Transcribe the whole listing without a single picture.

MATERIAL PROVIDED:
----

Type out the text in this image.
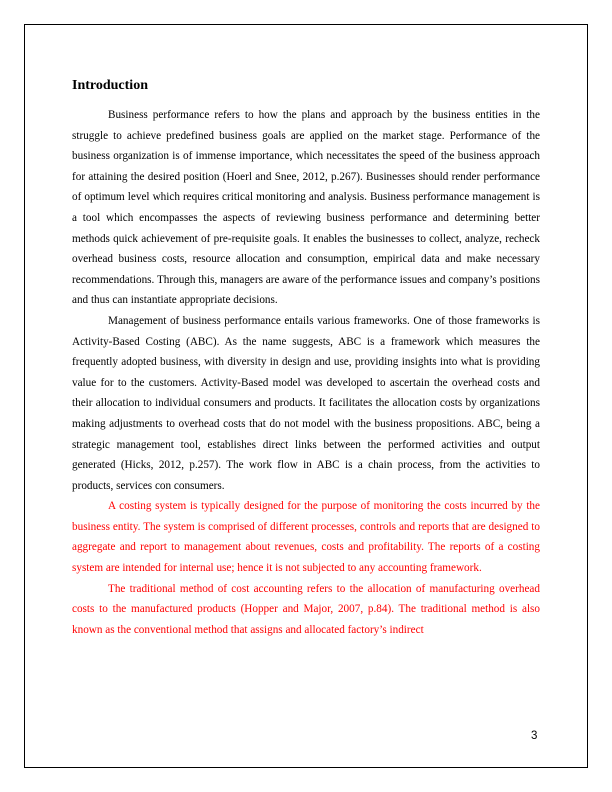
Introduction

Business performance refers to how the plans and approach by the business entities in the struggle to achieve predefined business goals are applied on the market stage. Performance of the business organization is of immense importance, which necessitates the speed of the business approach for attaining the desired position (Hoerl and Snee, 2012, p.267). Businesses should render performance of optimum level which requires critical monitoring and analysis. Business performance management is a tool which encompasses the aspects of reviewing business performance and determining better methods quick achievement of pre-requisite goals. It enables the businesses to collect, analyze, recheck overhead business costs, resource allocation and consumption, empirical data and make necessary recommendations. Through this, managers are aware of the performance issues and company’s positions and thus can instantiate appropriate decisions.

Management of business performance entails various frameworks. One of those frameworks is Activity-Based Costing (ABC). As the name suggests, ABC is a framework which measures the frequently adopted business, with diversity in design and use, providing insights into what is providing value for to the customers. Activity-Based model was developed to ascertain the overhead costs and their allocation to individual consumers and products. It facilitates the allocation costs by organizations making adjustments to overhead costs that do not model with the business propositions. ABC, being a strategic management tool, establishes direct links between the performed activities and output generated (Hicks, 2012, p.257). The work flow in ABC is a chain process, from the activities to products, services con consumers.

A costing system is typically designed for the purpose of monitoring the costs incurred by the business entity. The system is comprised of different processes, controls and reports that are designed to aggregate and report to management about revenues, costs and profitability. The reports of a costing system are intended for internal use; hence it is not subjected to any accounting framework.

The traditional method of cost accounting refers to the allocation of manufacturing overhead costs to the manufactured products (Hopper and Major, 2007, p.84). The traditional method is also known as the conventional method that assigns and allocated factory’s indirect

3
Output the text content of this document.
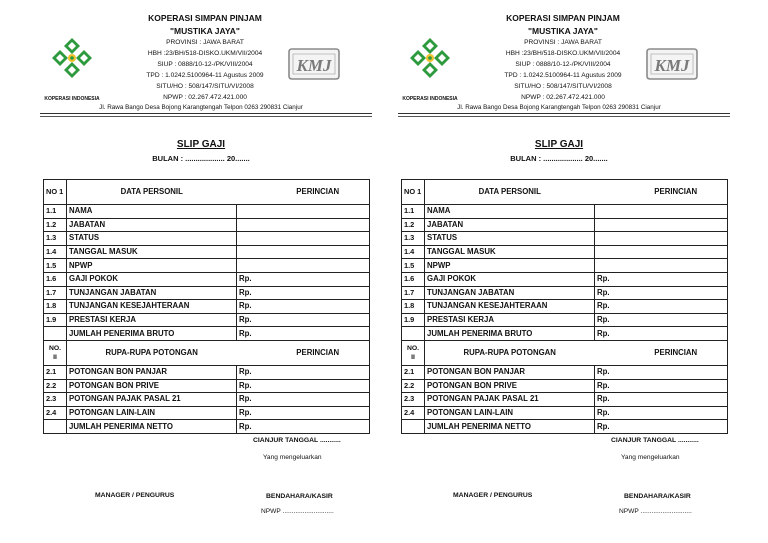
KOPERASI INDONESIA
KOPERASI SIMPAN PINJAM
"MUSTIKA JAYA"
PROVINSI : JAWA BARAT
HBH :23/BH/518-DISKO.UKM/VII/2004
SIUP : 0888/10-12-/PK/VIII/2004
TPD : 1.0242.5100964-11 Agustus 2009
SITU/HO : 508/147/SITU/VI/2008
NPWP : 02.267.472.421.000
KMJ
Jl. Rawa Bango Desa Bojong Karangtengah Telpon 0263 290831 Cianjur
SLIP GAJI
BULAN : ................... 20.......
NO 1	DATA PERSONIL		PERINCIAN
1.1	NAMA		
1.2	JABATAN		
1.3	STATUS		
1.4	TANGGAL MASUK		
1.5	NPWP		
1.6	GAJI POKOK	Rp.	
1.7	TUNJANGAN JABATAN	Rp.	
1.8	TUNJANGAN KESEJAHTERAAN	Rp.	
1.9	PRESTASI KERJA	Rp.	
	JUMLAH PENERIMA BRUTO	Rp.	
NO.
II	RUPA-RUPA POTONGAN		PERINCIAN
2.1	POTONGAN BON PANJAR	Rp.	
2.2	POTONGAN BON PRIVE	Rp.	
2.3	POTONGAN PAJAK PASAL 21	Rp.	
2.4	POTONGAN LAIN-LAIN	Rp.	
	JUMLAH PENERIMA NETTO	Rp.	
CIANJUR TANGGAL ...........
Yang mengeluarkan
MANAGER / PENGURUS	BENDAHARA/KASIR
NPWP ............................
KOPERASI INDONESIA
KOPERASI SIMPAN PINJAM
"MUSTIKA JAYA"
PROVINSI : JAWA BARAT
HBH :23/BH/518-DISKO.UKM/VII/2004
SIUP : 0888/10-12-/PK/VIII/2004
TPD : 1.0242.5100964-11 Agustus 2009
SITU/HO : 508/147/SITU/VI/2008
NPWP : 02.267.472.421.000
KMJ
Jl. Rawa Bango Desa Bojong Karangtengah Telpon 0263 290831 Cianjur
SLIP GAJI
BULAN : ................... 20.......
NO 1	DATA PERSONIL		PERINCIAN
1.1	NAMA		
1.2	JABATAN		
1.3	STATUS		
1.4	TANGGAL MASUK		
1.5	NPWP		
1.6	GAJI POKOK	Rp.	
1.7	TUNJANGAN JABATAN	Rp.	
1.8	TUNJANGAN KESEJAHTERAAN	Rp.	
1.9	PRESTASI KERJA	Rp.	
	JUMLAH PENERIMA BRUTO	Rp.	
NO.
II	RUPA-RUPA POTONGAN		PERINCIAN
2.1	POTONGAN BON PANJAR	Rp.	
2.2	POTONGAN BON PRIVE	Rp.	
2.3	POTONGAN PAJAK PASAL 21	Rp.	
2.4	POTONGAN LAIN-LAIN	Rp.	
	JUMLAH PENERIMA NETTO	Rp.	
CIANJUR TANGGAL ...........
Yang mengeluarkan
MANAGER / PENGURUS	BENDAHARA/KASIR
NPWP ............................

----

OUTPUT FOR THIS EXERCISE:
Type out the text in this image.
Introduction

Business performance refers to how the plans and approach by the business entities in the struggle to achieve predefined business goals are applied on the market stage. Performance of the business organization is of immense importance, which necessitates the speed of the business approach for attaining the desired position (Hoerl and Snee, 2012, p.267). Businesses should render performance of optimum level which requires critical monitoring and analysis. Business performance management is a tool which encompasses the aspects of reviewing business performance and determining better methods quick achievement of pre-requisite goals. It enables the businesses to collect, analyze, recheck overhead business costs, resource allocation and consumption, empirical data and make necessary recommendations. Through this, managers are aware of the performance issues and company’s positions and thus can instantiate appropriate decisions.

Management of business performance entails various frameworks. One of those frameworks is Activity-Based Costing (ABC). As the name suggests, ABC is a framework which measures the frequently adopted business, with diversity in design and use, providing insights into what is providing value for to the customers. Activity-Based model was developed to ascertain the overhead costs and their allocation to individual consumers and products. It facilitates the allocation costs by organizations making adjustments to overhead costs that do not model with the business propositions. ABC, being a strategic management tool, establishes direct links between the performed activities and output generated (Hicks, 2012, p.257). The work flow in ABC is a chain process, from the activities to products, services con consumers.

A costing system is typically designed for the purpose of monitoring the costs incurred by the business entity. The system is comprised of different processes, controls and reports that are designed to aggregate and report to management about revenues, costs and profitability. The reports of a costing system are intended for internal use; hence it is not subjected to any accounting framework.

The traditional method of cost accounting refers to the allocation of manufacturing overhead costs to the manufactured products (Hopper and Major, 2007, p.84). The traditional method is also known as the conventional method that assigns and allocated factory’s indirect

3
Output the text content of this document.
KOPERASI INDONESIA
KOPERASI SIMPAN PINJAM
"MUSTIKA JAYA"
PROVINSI : JAWA BARAT
HBH :23/BH/518-DISKO.UKM/VII/2004
SIUP : 0888/10-12-/PK/VIII/2004
TPD : 1.0242.5100964-11 Agustus 2009
SITU/HO : 508/147/SITU/VI/2008
NPWP : 02.267.472.421.000
KMJ
Jl. Rawa Bango Desa Bojong Karangtengah Telpon 0263 290831 Cianjur
SLIP GAJI
BULAN : ................... 20.......
NO 1	DATA PERSONIL		PERINCIAN
1.1	NAMA		
1.2	JABATAN		
1.3	STATUS		
1.4	TANGGAL MASUK		
1.5	NPWP		
1.6	GAJI POKOK	Rp.	
1.7	TUNJANGAN JABATAN	Rp.	
1.8	TUNJANGAN KESEJAHTERAAN	Rp.	
1.9	PRESTASI KERJA	Rp.	
	JUMLAH PENERIMA BRUTO	Rp.	
NO.
II	RUPA-RUPA POTONGAN		PERINCIAN
2.1	POTONGAN BON PANJAR	Rp.	
2.2	POTONGAN BON PRIVE	Rp.	
2.3	POTONGAN PAJAK PASAL 21	Rp.	
2.4	POTONGAN LAIN-LAIN	Rp.	
	JUMLAH PENERIMA NETTO	Rp.	
CIANJUR TANGGAL ...........
Yang mengeluarkan
MANAGER / PENGURUS	BENDAHARA/KASIR
NPWP ............................
KOPERASI INDONESIA
KOPERASI SIMPAN PINJAM
"MUSTIKA JAYA"
PROVINSI : JAWA BARAT
HBH :23/BH/518-DISKO.UKM/VII/2004
SIUP : 0888/10-12-/PK/VIII/2004
TPD : 1.0242.5100964-11 Agustus 2009
SITU/HO : 508/147/SITU/VI/2008
NPWP : 02.267.472.421.000
KMJ
Jl. Rawa Bango Desa Bojong Karangtengah Telpon 0263 290831 Cianjur
SLIP GAJI
BULAN : ................... 20.......
NO 1	DATA PERSONIL		PERINCIAN
1.1	NAMA		
1.2	JABATAN		
1.3	STATUS		
1.4	TANGGAL MASUK		
1.5	NPWP		
1.6	GAJI POKOK	Rp.	
1.7	TUNJANGAN JABATAN	Rp.	
1.8	TUNJANGAN KESEJAHTERAAN	Rp.	
1.9	PRESTASI KERJA	Rp.	
	JUMLAH PENERIMA BRUTO	Rp.	
NO.
II	RUPA-RUPA POTONGAN		PERINCIAN
2.1	POTONGAN BON PANJAR	Rp.	
2.2	POTONGAN BON PRIVE	Rp.	
2.3	POTONGAN PAJAK PASAL 21	Rp.	
2.4	POTONGAN LAIN-LAIN	Rp.	
	JUMLAH PENERIMA NETTO	Rp.	
CIANJUR TANGGAL ...........
Yang mengeluarkan
MANAGER / PENGURUS	BENDAHARA/KASIR
NPWP ............................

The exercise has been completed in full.